- [TASK DETAILS]
Search the material below for the string "本题考查对句子的理解" and extract each line that has it.

-- SUPPLIED MATERIAL start --

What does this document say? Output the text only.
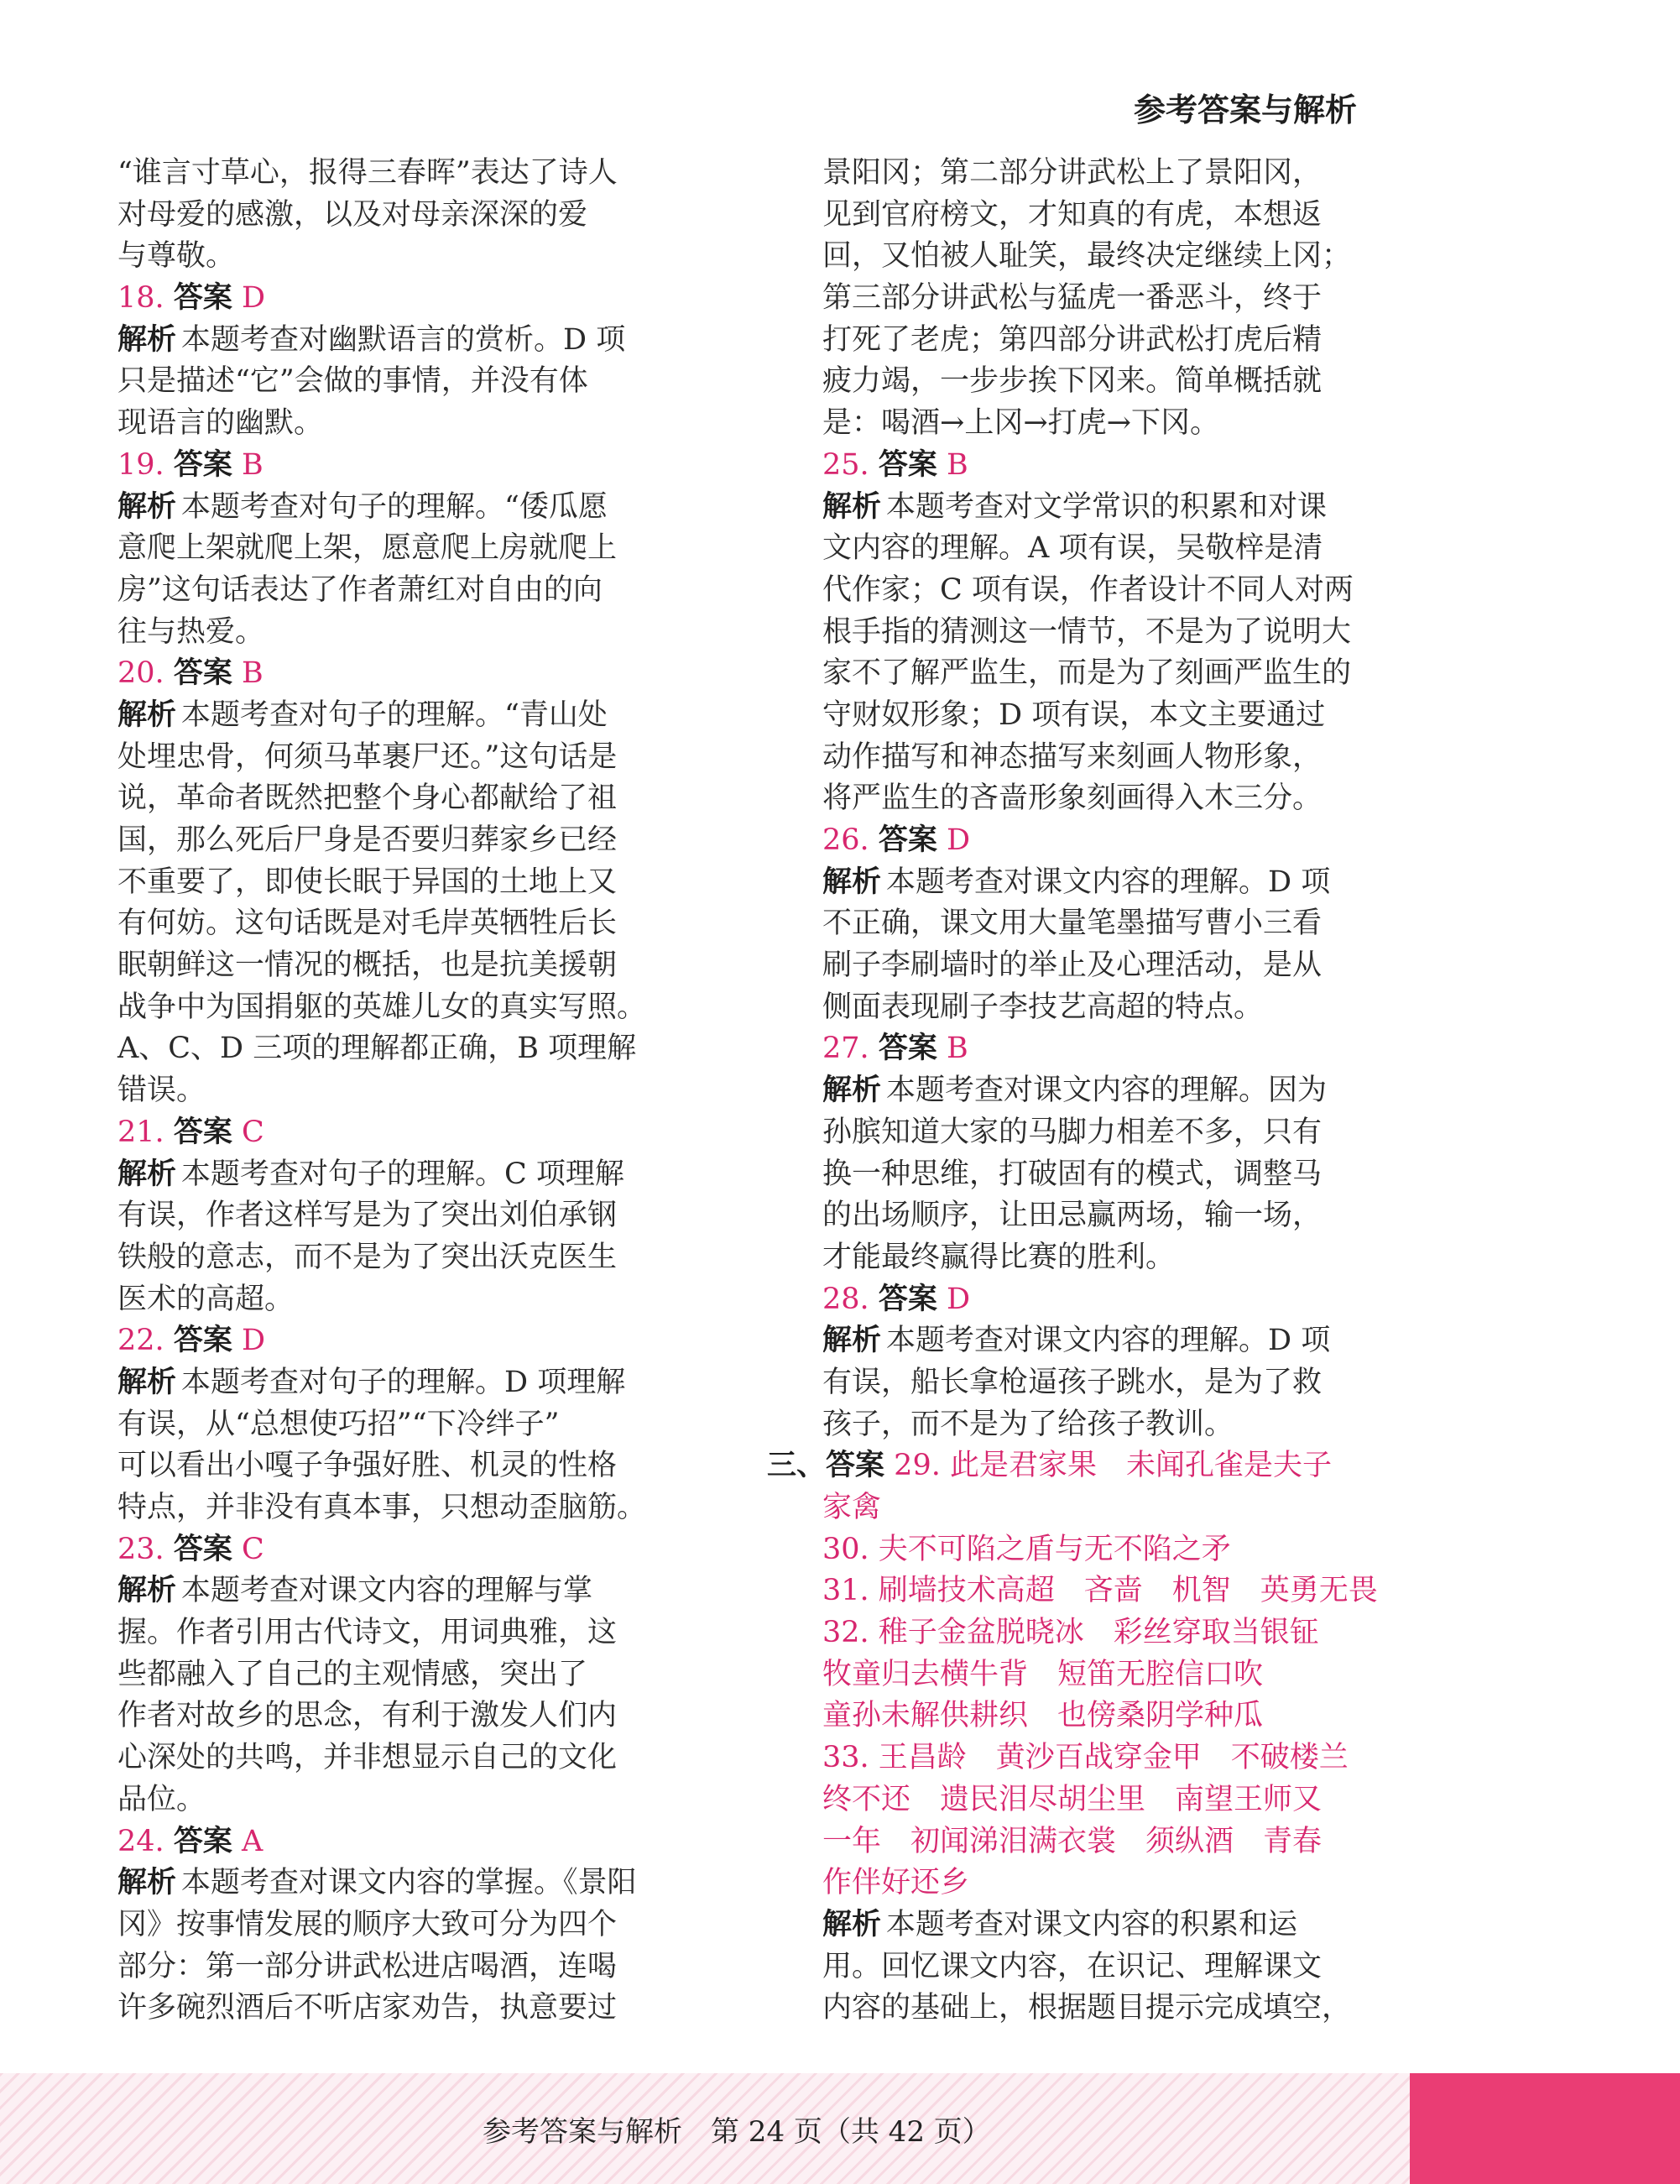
参考答案与解析
“谁言寸草心，报得三春晖”表达了诗人
对母爱的感激，以及对母亲深深的爱
与尊敬。
18. 答案 D
解析 本题考查对幽默语言的赏析。D 项
只是描述“它”会做的事情，并没有体
现语言的幽默。
19. 答案 B
解析 本题考查对句子的理解。“倭瓜愿
意爬上架就爬上架，愿意爬上房就爬上
房”这句话表达了作者萧红对自由的向
往与热爱。
20. 答案 B
解析 本题考查对句子的理解。“青山处
处埋忠骨，何须马革裹尸还。”这句话是
说，革命者既然把整个身心都献给了祖
国，那么死后尸身是否要归葬家乡已经
不重要了，即使长眠于异国的土地上又
有何妨。这句话既是对毛岸英牺牲后长
眠朝鲜这一情况的概括，也是抗美援朝
战争中为国捐躯的英雄儿女的真实写照。
A、C、D 三项的理解都正确，B 项理解
错误。
21. 答案 C
解析 本题考查对句子的理解。C 项理解
有误，作者这样写是为了突出刘伯承钢
铁般的意志，而不是为了突出沃克医生
医术的高超。
22. 答案 D
解析 本题考查对句子的理解。D 项理解
有误，从“总想使巧招”“下冷绊子”
可以看出小嘎子争强好胜、机灵的性格
特点，并非没有真本事，只想动歪脑筋。
23. 答案 C
解析 本题考查对课文内容的理解与掌
握。作者引用古代诗文，用词典雅，这
些都融入了自己的主观情感，突出了
作者对故乡的思念，有利于激发人们内
心深处的共鸣，并非想显示自己的文化
品位。
24. 答案 A
解析 本题考查对课文内容的掌握。《景阳
冈》按事情发展的顺序大致可分为四个
部分：第一部分讲武松进店喝酒，连喝
许多碗烈酒后不听店家劝告，执意要过
景阳冈；第二部分讲武松上了景阳冈，
见到官府榜文，才知真的有虎，本想返
回，又怕被人耻笑，最终决定继续上冈；
第三部分讲武松与猛虎一番恶斗，终于
打死了老虎；第四部分讲武松打虎后精
疲力竭，一步步挨下冈来。简单概括就
是：喝酒→上冈→打虎→下冈。
25. 答案 B
解析 本题考查对文学常识的积累和对课
文内容的理解。A 项有误，吴敬梓是清
代作家；C 项有误，作者设计不同人对两
根手指的猜测这一情节，不是为了说明大
家不了解严监生，而是为了刻画严监生的
守财奴形象；D 项有误，本文主要通过
动作描写和神态描写来刻画人物形象，
将严监生的吝啬形象刻画得入木三分。
26. 答案 D
解析 本题考查对课文内容的理解。D 项
不正确，课文用大量笔墨描写曹小三看
刷子李刷墙时的举止及心理活动，是从
侧面表现刷子李技艺高超的特点。
27. 答案 B
解析 本题考查对课文内容的理解。因为
孙膑知道大家的马脚力相差不多，只有
换一种思维，打破固有的模式，调整马
的出场顺序，让田忌赢两场，输一场，
才能最终赢得比赛的胜利。
28. 答案 D
解析 本题考查对课文内容的理解。D 项
有误，船长拿枪逼孩子跳水，是为了救
孩子，而不是为了给孩子教训。
三、答案 29. 此是君家果　未闻孔雀是夫子
家禽
30. 夫不可陷之盾与无不陷之矛
31. 刷墙技术高超　吝啬　机智　英勇无畏
32. 稚子金盆脱晓冰　彩丝穿取当银钲
牧童归去横牛背　短笛无腔信口吹
童孙未解供耕织　也傍桑阴学种瓜
33. 王昌龄　黄沙百战穿金甲　不破楼兰
终不还　遗民泪尽胡尘里　南望王师又
一年　初闻涕泪满衣裳　须纵酒　青春
作伴好还乡
解析 本题考查对课文内容的积累和运
用。回忆课文内容，在识记、理解课文
内容的基础上，根据题目提示完成填空，
参考答案与解析　第 24 页（共 42 页）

-- SUPPLIED MATERIAL end --

- [REPLY TO THE EXERCISE]
解析 本题考查对句子的理解。“倭瓜愿
解析 本题考查对句子的理解。“青山处
解析 本题考查对句子的理解。C 项理解
解析 本题考查对句子的理解。D 项理解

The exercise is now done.